**I TUOI COMPITI**
A – Di quanto cala Banca popolare di Milano secondo l'articolo sulla borsa di Milano?
B – Prosegui l'articolo sulla borsa di Milano a partire dalla sua ultima frase.

**TESTO DA ESAMINARE**
★ ★ ★ ★ ★
La questione del maxiemendamento non convince i mercati e i titoli di piazza Affari perdono all’avvio due punti percentuali per continuare nel calo subito dopo. Male anche le altre borse UELa soluzione di Berlusconi per risanare i conti pubblici italiani non mette al sicuro gli indici nostrani dalla speculazione. Gli investitori non sono convinti che le misure anticrisi dell’esecutivo siano efficaci e così alla vigilia del G20 piazza Affari crolla di nuovo.

La borsa di Milano è zavorrata dagli istituti di credito. Banca popolare di Milano perde il 4,28 per cento ma vanno male anche Monte dei Paschi (-1,79%), Intesa Sanpaolo (-2,36%) e Unicredit. I mercati sono stati scossi anche dall’ipotesi di caduta del governo greco.
★ ★ ★ ★ ★
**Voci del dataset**
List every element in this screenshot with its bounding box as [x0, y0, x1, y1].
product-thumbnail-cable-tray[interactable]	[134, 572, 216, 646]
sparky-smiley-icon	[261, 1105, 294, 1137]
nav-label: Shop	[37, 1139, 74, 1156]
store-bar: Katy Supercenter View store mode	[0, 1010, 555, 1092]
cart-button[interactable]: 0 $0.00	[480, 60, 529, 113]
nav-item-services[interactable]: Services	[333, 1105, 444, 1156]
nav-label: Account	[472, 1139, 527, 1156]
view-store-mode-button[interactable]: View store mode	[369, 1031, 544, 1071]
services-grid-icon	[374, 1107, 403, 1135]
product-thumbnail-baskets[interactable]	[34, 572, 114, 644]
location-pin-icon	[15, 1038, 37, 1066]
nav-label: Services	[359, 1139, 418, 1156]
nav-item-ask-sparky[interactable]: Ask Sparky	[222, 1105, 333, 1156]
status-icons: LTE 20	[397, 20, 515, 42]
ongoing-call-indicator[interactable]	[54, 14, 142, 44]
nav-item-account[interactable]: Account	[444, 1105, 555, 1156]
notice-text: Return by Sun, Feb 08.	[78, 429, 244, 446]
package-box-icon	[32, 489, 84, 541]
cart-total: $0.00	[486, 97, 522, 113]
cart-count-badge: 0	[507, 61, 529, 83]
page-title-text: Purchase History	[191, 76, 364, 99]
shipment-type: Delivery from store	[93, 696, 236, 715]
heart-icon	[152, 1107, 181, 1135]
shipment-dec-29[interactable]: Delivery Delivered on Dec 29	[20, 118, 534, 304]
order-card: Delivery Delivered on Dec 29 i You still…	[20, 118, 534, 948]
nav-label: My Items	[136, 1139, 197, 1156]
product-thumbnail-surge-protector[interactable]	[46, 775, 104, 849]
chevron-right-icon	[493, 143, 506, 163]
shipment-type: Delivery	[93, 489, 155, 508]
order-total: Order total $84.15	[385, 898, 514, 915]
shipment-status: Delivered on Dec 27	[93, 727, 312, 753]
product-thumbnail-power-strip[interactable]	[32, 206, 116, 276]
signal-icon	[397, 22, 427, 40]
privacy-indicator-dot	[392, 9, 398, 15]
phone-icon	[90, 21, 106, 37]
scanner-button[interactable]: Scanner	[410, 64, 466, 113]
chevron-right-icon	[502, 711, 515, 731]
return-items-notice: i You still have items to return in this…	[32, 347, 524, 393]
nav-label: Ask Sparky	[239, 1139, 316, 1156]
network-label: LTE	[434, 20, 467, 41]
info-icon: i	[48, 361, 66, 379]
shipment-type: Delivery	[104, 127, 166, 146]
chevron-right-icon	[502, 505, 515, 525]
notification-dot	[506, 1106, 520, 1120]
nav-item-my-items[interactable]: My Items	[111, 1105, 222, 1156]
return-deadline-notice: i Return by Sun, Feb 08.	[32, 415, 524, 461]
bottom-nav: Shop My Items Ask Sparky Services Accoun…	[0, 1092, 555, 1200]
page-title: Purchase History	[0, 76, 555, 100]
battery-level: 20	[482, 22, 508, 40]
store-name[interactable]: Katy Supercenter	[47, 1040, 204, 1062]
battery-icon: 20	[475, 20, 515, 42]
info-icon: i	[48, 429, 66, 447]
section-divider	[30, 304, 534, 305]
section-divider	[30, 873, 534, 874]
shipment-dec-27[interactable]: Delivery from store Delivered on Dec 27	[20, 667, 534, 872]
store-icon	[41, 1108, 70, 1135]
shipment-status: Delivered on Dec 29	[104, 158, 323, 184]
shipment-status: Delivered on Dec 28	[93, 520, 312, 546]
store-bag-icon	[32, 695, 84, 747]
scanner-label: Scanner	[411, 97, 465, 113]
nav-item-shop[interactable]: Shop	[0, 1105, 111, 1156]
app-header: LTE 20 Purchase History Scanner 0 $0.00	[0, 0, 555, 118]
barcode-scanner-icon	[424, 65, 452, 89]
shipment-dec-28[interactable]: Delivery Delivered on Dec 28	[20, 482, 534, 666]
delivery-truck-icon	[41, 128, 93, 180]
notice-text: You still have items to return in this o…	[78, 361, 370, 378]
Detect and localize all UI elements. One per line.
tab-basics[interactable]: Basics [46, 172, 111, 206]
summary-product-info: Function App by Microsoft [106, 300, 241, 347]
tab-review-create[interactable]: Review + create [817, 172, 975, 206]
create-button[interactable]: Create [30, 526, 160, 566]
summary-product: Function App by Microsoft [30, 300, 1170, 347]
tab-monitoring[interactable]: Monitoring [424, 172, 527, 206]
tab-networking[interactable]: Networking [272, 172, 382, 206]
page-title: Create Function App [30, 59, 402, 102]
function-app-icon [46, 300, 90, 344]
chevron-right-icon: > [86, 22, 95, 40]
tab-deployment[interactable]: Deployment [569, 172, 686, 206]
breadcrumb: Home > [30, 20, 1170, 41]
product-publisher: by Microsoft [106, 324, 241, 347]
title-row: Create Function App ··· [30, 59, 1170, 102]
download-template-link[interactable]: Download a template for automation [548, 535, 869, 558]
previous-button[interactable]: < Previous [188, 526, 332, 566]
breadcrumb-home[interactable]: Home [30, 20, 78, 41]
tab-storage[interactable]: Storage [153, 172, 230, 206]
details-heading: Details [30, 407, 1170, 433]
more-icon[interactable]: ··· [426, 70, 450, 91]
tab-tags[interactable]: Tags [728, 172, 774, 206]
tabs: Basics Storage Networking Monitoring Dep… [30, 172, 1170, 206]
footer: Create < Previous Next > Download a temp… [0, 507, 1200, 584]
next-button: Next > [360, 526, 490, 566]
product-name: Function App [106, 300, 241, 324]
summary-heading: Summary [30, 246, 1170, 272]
★ ★ ★ ★ ★
**RISPOSTE DEGLI ESERCIZI**
A – Il 4,28 per cento.

B –
Papandreou ha una maggioranza sempre più fragile e rischia di cadere da un momento all’altro. In aggiunta all’ipotesi di default anche la trovata del premier sul referendum relativo alla terza tranche di aiuti.

In Italia alla notizia del maxiemendamento con le dimissioni del demanio e gli incentivi per le imprese, la fiducia nei listini tricolore non è aumentata. Forse ci si aspettava qualcosa in più su pensioni, patrimoniale e riforma del mercato del lavoro.